** begin The records **

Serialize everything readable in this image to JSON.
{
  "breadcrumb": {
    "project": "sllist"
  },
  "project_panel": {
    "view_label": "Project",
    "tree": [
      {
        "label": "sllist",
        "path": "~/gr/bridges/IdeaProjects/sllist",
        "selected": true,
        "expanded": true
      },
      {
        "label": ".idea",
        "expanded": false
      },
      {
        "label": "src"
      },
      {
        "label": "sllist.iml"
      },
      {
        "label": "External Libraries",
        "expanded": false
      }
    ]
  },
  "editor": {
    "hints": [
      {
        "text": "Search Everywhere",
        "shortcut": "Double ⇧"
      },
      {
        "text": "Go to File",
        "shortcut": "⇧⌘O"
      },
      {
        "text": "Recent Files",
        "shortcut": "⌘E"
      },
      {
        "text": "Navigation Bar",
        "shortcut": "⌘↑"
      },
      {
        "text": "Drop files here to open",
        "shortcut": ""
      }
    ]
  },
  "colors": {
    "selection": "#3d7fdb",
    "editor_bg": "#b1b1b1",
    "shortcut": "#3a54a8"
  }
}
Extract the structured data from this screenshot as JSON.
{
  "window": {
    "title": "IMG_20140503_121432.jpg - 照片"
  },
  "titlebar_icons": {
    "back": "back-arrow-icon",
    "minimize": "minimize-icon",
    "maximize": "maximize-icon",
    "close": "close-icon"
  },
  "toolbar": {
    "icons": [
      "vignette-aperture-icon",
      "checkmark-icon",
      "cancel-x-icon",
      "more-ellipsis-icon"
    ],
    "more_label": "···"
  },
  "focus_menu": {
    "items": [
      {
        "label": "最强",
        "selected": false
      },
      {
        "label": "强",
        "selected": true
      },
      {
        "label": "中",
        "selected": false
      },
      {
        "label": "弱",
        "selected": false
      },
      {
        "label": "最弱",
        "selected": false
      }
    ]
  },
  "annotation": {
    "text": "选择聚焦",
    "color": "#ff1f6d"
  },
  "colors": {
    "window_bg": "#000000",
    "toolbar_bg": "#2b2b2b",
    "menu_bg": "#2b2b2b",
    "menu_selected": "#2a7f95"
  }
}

** end The records **

* **Prompt**:
Using the exact wording, write out all of the records.

* **Answer below**:
Serialize everything readable in this image to JSON.
{
  "breadcrumb": {
    "project": "sllist"
  },
  "project_panel": {
    "view_label": "Project",
    "tree": [
      {
        "label": "sllist",
        "path": "~/gr/bridges/IdeaProjects/sllist",
        "selected": true,
        "expanded": true
      },
      {
        "label": ".idea",
        "expanded": false
      },
      {
        "label": "src"
      },
      {
        "label": "sllist.iml"
      },
      {
        "label": "External Libraries",
        "expanded": false
      }
    ]
  },
  "editor": {
    "hints": [
      {
        "text": "Search Everywhere",
        "shortcut": "Double ⇧"
      },
      {
        "text": "Go to File",
        "shortcut": "⇧⌘O"
      },
      {
        "text": "Recent Files",
        "shortcut": "⌘E"
      },
      {
        "text": "Navigation Bar",
        "shortcut": "⌘↑"
      },
      {
        "text": "Drop files here to open",
        "shortcut": ""
      }
    ]
  },
  "colors": {
    "selection": "#3d7fdb",
    "editor_bg": "#b1b1b1",
    "shortcut": "#3a54a8"
  }
}
Extract the structured data from this screenshot as JSON.
{
  "window": {
    "title": "IMG_20140503_121432.jpg - 照片"
  },
  "titlebar_icons": {
    "back": "back-arrow-icon",
    "minimize": "minimize-icon",
    "maximize": "maximize-icon",
    "close": "close-icon"
  },
  "toolbar": {
    "icons": [
      "vignette-aperture-icon",
      "checkmark-icon",
      "cancel-x-icon",
      "more-ellipsis-icon"
    ],
    "more_label": "···"
  },
  "focus_menu": {
    "items": [
      {
        "label": "最强",
        "selected": false
      },
      {
        "label": "强",
        "selected": true
      },
      {
        "label": "中",
        "selected": false
      },
      {
        "label": "弱",
        "selected": false
      },
      {
        "label": "最弱",
        "selected": false
      }
    ]
  },
  "annotation": {
    "text": "选择聚焦",
    "color": "#ff1f6d"
  },
  "colors": {
    "window_bg": "#000000",
    "toolbar_bg": "#2b2b2b",
    "menu_bg": "#2b2b2b",
    "menu_selected": "#2a7f95"
  }
}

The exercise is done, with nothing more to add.